Task instructions
Copy each line containing the word "跨中位移曲线" from the records that follow, please.

Stored data entries

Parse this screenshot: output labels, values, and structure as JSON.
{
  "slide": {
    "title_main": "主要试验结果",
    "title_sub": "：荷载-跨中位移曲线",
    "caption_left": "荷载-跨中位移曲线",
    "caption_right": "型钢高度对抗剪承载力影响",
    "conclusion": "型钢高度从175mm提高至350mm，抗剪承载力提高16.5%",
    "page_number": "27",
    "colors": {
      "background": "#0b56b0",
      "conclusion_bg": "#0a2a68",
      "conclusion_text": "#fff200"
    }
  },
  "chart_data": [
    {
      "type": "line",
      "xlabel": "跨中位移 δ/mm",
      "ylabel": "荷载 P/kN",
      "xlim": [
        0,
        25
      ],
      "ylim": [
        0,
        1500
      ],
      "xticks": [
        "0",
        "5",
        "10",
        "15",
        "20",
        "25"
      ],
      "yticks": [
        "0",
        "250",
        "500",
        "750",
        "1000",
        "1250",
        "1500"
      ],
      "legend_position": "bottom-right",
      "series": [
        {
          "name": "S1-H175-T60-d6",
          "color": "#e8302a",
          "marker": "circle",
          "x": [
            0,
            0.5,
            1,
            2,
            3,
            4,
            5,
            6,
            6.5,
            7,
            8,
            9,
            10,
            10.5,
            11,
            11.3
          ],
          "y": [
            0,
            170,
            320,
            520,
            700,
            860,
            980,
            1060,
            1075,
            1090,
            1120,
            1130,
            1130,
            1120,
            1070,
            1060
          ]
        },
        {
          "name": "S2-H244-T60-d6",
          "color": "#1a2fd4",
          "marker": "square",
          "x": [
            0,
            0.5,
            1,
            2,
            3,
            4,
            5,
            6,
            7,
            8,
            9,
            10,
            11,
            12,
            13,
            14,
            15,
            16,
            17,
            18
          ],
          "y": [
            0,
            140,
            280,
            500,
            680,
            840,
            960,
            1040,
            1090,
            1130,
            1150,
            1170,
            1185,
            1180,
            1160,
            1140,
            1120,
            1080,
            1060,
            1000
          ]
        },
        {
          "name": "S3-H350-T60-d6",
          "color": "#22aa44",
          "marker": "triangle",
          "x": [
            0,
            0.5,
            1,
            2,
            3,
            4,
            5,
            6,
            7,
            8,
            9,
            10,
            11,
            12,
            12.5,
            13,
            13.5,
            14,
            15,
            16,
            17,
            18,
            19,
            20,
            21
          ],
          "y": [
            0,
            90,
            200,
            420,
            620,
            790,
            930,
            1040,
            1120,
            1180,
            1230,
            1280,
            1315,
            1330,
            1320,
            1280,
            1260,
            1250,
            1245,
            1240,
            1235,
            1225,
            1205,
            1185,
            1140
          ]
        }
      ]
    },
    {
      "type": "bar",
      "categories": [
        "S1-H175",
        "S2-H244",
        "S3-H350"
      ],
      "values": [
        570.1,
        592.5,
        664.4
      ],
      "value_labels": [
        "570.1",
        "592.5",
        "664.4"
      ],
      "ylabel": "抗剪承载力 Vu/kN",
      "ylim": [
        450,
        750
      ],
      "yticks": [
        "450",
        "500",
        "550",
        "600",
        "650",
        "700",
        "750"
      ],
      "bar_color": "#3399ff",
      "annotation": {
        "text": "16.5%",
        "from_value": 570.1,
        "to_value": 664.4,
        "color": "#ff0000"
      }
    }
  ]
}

Response below
    "title_sub": "：荷载-跨中位移曲线",
    "caption_left": "荷载-跨中位移曲线",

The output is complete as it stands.